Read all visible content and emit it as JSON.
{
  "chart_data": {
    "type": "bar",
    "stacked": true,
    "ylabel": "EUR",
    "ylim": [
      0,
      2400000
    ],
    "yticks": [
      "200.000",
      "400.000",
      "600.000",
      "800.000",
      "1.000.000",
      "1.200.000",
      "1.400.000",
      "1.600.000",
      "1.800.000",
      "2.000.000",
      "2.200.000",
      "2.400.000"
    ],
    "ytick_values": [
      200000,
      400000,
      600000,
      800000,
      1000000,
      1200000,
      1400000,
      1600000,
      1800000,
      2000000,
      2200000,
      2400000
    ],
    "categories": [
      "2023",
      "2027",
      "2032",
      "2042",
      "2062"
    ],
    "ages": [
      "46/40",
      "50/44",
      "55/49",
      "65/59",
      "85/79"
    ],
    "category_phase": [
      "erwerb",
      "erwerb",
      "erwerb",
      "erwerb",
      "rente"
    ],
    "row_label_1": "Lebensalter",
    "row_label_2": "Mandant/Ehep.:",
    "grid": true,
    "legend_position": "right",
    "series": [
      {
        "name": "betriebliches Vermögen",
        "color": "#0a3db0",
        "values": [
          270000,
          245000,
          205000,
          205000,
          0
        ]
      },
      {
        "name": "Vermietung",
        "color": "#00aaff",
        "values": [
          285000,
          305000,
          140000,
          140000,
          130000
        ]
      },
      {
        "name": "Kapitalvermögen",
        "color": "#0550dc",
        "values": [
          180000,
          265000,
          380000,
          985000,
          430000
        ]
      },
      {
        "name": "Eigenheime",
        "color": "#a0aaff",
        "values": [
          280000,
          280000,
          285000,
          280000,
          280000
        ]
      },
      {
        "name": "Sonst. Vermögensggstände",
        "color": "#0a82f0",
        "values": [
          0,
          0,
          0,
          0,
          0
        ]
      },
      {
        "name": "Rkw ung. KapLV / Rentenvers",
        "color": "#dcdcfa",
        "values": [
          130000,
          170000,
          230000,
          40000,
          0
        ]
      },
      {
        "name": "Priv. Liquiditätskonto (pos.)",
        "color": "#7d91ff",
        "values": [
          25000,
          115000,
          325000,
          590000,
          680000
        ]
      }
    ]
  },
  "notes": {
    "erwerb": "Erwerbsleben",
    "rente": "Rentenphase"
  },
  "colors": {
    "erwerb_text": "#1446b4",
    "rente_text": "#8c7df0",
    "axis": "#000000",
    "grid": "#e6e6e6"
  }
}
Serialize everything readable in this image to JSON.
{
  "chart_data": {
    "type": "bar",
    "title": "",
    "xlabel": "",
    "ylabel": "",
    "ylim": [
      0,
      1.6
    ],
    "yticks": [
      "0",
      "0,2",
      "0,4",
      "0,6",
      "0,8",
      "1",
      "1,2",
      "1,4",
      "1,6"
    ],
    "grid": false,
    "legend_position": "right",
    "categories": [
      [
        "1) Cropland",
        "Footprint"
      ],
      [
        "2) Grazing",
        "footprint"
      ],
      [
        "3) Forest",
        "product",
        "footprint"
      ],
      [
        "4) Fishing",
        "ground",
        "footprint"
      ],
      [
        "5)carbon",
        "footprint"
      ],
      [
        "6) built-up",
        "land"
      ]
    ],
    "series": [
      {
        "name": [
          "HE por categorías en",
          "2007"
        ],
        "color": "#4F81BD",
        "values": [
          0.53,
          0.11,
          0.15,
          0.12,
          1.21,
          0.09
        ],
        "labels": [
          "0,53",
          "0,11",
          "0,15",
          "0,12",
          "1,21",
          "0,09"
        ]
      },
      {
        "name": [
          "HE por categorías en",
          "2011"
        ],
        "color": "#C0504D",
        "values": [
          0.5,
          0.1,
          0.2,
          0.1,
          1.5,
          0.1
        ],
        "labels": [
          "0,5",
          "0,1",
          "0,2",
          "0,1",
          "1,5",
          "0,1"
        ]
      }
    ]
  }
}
+ + + +
Transcribe all of the material exactly. Omit nothing.

Read all visible content and emit it as JSON.
{
  "chart_data": {
    "type": "bar",
    "stacked": true,
    "ylabel": "EUR",
    "ylim": [
      0,
      2400000
    ],
    "yticks": [
      "200.000",
      "400.000",
      "600.000",
      "800.000",
      "1.000.000",
      "1.200.000",
      "1.400.000",
      "1.600.000",
      "1.800.000",
      "2.000.000",
      "2.200.000",
      "2.400.000"
    ],
    "ytick_values": [
      200000,
      400000,
      600000,
      800000,
      1000000,
      1200000,
      1400000,
      1600000,
      1800000,
      2000000,
      2200000,
      2400000
    ],
    "categories": [
      "2023",
      "2027",
      "2032",
      "2042",
      "2062"
    ],
    "ages": [
      "46/40",
      "50/44",
      "55/49",
      "65/59",
      "85/79"
    ],
    "category_phase": [
      "erwerb",
      "erwerb",
      "erwerb",
      "erwerb",
      "rente"
    ],
    "row_label_1": "Lebensalter",
    "row_label_2": "Mandant/Ehep.:",
    "grid": true,
    "legend_position": "right",
    "series": [
      {
        "name": "betriebliches Vermögen",
        "color": "#0a3db0",
        "values": [
          270000,
          245000,
          205000,
          205000,
          0
        ]
      },
      {
        "name": "Vermietung",
        "color": "#00aaff",
        "values": [
          285000,
          305000,
          140000,
          140000,
          130000
        ]
      },
      {
        "name": "Kapitalvermögen",
        "color": "#0550dc",
        "values": [
          180000,
          265000,
          380000,
          985000,
          430000
        ]
      },
      {
        "name": "Eigenheime",
        "color": "#a0aaff",
        "values": [
          280000,
          280000,
          285000,
          280000,
          280000
        ]
      },
      {
        "name": "Sonst. Vermögensggstände",
        "color": "#0a82f0",
        "values": [
          0,
          0,
          0,
          0,
          0
        ]
      },
      {
        "name": "Rkw ung. KapLV / Rentenvers",
        "color": "#dcdcfa",
        "values": [
          130000,
          170000,
          230000,
          40000,
          0
        ]
      },
      {
        "name": "Priv. Liquiditätskonto (pos.)",
        "color": "#7d91ff",
        "values": [
          25000,
          115000,
          325000,
          590000,
          680000
        ]
      }
    ]
  },
  "notes": {
    "erwerb": "Erwerbsleben",
    "rente": "Rentenphase"
  },
  "colors": {
    "erwerb_text": "#1446b4",
    "rente_text": "#8c7df0",
    "axis": "#000000",
    "grid": "#e6e6e6"
  }
}
Serialize everything readable in this image to JSON.
{
  "chart_data": {
    "type": "bar",
    "title": "",
    "xlabel": "",
    "ylabel": "",
    "ylim": [
      0,
      1.6
    ],
    "yticks": [
      "0",
      "0,2",
      "0,4",
      "0,6",
      "0,8",
      "1",
      "1,2",
      "1,4",
      "1,6"
    ],
    "grid": false,
    "legend_position": "right",
    "categories": [
      [
        "1) Cropland",
        "Footprint"
      ],
      [
        "2) Grazing",
        "footprint"
      ],
      [
        "3) Forest",
        "product",
        "footprint"
      ],
      [
        "4) Fishing",
        "ground",
        "footprint"
      ],
      [
        "5)carbon",
        "footprint"
      ],
      [
        "6) built-up",
        "land"
      ]
    ],
    "series": [
      {
        "name": [
          "HE por categorías en",
          "2007"
        ],
        "color": "#4F81BD",
        "values": [
          0.53,
          0.11,
          0.15,
          0.12,
          1.21,
          0.09
        ],
        "labels": [
          "0,53",
          "0,11",
          "0,15",
          "0,12",
          "1,21",
          "0,09"
        ]
      },
      {
        "name": [
          "HE por categorías en",
          "2011"
        ],
        "color": "#C0504D",
        "values": [
          0.5,
          0.1,
          0.2,
          0.1,
          1.5,
          0.1
        ],
        "labels": [
          "0,5",
          "0,1",
          "0,2",
          "0,1",
          "1,5",
          "0,1"
        ]
      }
    ]
  }
}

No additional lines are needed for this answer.